WHAT IS ASKED =>
Transcribe the entries that follow, word for word.

PROVIDED MATERIAL =>
=====

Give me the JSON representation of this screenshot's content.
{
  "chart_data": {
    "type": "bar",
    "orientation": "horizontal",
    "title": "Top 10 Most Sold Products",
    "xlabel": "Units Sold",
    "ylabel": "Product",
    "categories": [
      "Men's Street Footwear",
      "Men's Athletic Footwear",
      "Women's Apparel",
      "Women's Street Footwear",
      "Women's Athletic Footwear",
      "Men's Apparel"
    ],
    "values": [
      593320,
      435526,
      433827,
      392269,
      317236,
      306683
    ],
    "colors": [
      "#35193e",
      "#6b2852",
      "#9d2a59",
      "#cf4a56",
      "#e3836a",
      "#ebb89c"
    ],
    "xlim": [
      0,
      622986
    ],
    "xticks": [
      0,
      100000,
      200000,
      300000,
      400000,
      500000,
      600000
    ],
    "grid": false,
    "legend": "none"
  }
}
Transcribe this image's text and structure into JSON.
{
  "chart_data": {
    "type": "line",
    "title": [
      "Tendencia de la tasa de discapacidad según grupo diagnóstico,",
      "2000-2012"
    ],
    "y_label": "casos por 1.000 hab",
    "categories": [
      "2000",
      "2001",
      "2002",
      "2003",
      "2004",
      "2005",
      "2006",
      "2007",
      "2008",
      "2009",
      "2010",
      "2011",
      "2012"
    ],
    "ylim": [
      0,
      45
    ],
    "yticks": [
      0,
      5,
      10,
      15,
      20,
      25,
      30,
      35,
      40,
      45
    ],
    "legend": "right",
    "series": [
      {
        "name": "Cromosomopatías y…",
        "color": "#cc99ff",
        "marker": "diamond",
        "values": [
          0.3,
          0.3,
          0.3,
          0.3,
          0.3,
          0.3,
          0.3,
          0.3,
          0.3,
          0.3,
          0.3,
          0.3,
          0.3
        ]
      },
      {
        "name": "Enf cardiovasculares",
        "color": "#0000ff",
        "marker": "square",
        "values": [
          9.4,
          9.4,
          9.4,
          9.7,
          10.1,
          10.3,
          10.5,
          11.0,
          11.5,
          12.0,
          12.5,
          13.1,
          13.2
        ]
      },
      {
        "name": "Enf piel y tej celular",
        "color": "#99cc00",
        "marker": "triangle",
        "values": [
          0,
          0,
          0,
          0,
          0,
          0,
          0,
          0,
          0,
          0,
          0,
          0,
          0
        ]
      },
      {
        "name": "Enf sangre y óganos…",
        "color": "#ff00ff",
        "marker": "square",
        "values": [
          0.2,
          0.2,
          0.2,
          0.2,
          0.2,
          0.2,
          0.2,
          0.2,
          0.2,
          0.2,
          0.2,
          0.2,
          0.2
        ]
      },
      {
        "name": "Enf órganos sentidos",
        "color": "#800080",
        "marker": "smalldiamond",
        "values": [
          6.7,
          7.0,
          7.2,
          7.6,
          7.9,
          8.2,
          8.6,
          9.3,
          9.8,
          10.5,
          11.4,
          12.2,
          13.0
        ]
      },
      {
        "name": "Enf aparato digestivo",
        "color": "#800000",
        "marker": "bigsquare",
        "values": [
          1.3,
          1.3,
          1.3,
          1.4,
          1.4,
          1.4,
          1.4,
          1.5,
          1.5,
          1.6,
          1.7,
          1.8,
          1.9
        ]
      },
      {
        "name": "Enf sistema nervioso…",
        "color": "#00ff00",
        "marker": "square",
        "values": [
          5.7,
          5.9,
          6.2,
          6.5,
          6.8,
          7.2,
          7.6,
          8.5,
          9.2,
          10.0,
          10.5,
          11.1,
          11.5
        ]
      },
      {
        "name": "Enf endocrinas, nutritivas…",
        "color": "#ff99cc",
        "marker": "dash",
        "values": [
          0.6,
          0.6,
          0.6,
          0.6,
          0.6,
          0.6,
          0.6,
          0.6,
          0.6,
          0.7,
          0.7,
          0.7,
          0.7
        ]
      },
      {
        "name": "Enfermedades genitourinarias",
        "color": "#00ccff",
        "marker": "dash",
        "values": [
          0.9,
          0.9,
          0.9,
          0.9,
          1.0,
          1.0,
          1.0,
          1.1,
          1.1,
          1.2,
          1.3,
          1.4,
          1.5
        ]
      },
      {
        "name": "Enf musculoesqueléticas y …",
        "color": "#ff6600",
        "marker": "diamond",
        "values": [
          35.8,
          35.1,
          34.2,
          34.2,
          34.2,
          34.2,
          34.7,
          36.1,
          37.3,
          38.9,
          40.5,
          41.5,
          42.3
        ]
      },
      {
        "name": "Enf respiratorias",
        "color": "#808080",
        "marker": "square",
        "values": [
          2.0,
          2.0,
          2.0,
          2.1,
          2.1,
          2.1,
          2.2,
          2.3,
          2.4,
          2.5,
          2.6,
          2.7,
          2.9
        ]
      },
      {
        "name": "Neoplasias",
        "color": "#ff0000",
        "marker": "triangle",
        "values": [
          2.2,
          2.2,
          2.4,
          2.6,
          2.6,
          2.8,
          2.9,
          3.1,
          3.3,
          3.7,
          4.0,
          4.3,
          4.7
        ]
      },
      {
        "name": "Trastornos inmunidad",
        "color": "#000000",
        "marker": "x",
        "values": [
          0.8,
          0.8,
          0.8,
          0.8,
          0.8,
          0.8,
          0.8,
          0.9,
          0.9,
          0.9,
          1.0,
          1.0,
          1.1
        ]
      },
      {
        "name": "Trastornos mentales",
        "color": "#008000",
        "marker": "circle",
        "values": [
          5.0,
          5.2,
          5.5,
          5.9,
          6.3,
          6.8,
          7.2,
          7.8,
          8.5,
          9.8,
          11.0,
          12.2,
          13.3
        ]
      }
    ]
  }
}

=====

TASK OUTPUT =>
Give me the JSON representation of this screenshot's content.
{
  "chart_data": {
    "type": "bar",
    "orientation": "horizontal",
    "title": "Top 10 Most Sold Products",
    "xlabel": "Units Sold",
    "ylabel": "Product",
    "categories": [
      "Men's Street Footwear",
      "Men's Athletic Footwear",
      "Women's Apparel",
      "Women's Street Footwear",
      "Women's Athletic Footwear",
      "Men's Apparel"
    ],
    "values": [
      593320,
      435526,
      433827,
      392269,
      317236,
      306683
    ],
    "colors": [
      "#35193e",
      "#6b2852",
      "#9d2a59",
      "#cf4a56",
      "#e3836a",
      "#ebb89c"
    ],
    "xlim": [
      0,
      622986
    ],
    "xticks": [
      0,
      100000,
      200000,
      300000,
      400000,
      500000,
      600000
    ],
    "grid": false,
    "legend": "none"
  }
}
Transcribe this image's text and structure into JSON.
{
  "chart_data": {
    "type": "line",
    "title": [
      "Tendencia de la tasa de discapacidad según grupo diagnóstico,",
      "2000-2012"
    ],
    "y_label": "casos por 1.000 hab",
    "categories": [
      "2000",
      "2001",
      "2002",
      "2003",
      "2004",
      "2005",
      "2006",
      "2007",
      "2008",
      "2009",
      "2010",
      "2011",
      "2012"
    ],
    "ylim": [
      0,
      45
    ],
    "yticks": [
      0,
      5,
      10,
      15,
      20,
      25,
      30,
      35,
      40,
      45
    ],
    "legend": "right",
    "series": [
      {
        "name": "Cromosomopatías y…",
        "color": "#cc99ff",
        "marker": "diamond",
        "values": [
          0.3,
          0.3,
          0.3,
          0.3,
          0.3,
          0.3,
          0.3,
          0.3,
          0.3,
          0.3,
          0.3,
          0.3,
          0.3
        ]
      },
      {
        "name": "Enf cardiovasculares",
        "color": "#0000ff",
        "marker": "square",
        "values": [
          9.4,
          9.4,
          9.4,
          9.7,
          10.1,
          10.3,
          10.5,
          11.0,
          11.5,
          12.0,
          12.5,
          13.1,
          13.2
        ]
      },
      {
        "name": "Enf piel y tej celular",
        "color": "#99cc00",
        "marker": "triangle",
        "values": [
          0,
          0,
          0,
          0,
          0,
          0,
          0,
          0,
          0,
          0,
          0,
          0,
          0
        ]
      },
      {
        "name": "Enf sangre y óganos…",
        "color": "#ff00ff",
        "marker": "square",
        "values": [
          0.2,
          0.2,
          0.2,
          0.2,
          0.2,
          0.2,
          0.2,
          0.2,
          0.2,
          0.2,
          0.2,
          0.2,
          0.2
        ]
      },
      {
        "name": "Enf órganos sentidos",
        "color": "#800080",
        "marker": "smalldiamond",
        "values": [
          6.7,
          7.0,
          7.2,
          7.6,
          7.9,
          8.2,
          8.6,
          9.3,
          9.8,
          10.5,
          11.4,
          12.2,
          13.0
        ]
      },
      {
        "name": "Enf aparato digestivo",
        "color": "#800000",
        "marker": "bigsquare",
        "values": [
          1.3,
          1.3,
          1.3,
          1.4,
          1.4,
          1.4,
          1.4,
          1.5,
          1.5,
          1.6,
          1.7,
          1.8,
          1.9
        ]
      },
      {
        "name": "Enf sistema nervioso…",
        "color": "#00ff00",
        "marker": "square",
        "values": [
          5.7,
          5.9,
          6.2,
          6.5,
          6.8,
          7.2,
          7.6,
          8.5,
          9.2,
          10.0,
          10.5,
          11.1,
          11.5
        ]
      },
      {
        "name": "Enf endocrinas, nutritivas…",
        "color": "#ff99cc",
        "marker": "dash",
        "values": [
          0.6,
          0.6,
          0.6,
          0.6,
          0.6,
          0.6,
          0.6,
          0.6,
          0.6,
          0.7,
          0.7,
          0.7,
          0.7
        ]
      },
      {
        "name": "Enfermedades genitourinarias",
        "color": "#00ccff",
        "marker": "dash",
        "values": [
          0.9,
          0.9,
          0.9,
          0.9,
          1.0,
          1.0,
          1.0,
          1.1,
          1.1,
          1.2,
          1.3,
          1.4,
          1.5
        ]
      },
      {
        "name": "Enf musculoesqueléticas y …",
        "color": "#ff6600",
        "marker": "diamond",
        "values": [
          35.8,
          35.1,
          34.2,
          34.2,
          34.2,
          34.2,
          34.7,
          36.1,
          37.3,
          38.9,
          40.5,
          41.5,
          42.3
        ]
      },
      {
        "name": "Enf respiratorias",
        "color": "#808080",
        "marker": "square",
        "values": [
          2.0,
          2.0,
          2.0,
          2.1,
          2.1,
          2.1,
          2.2,
          2.3,
          2.4,
          2.5,
          2.6,
          2.7,
          2.9
        ]
      },
      {
        "name": "Neoplasias",
        "color": "#ff0000",
        "marker": "triangle",
        "values": [
          2.2,
          2.2,
          2.4,
          2.6,
          2.6,
          2.8,
          2.9,
          3.1,
          3.3,
          3.7,
          4.0,
          4.3,
          4.7
        ]
      },
      {
        "name": "Trastornos inmunidad",
        "color": "#000000",
        "marker": "x",
        "values": [
          0.8,
          0.8,
          0.8,
          0.8,
          0.8,
          0.8,
          0.8,
          0.9,
          0.9,
          0.9,
          1.0,
          1.0,
          1.1
        ]
      },
      {
        "name": "Trastornos mentales",
        "color": "#008000",
        "marker": "circle",
        "values": [
          5.0,
          5.2,
          5.5,
          5.9,
          6.3,
          6.8,
          7.2,
          7.8,
          8.5,
          9.8,
          11.0,
          12.2,
          13.3
        ]
      }
    ]
  }
}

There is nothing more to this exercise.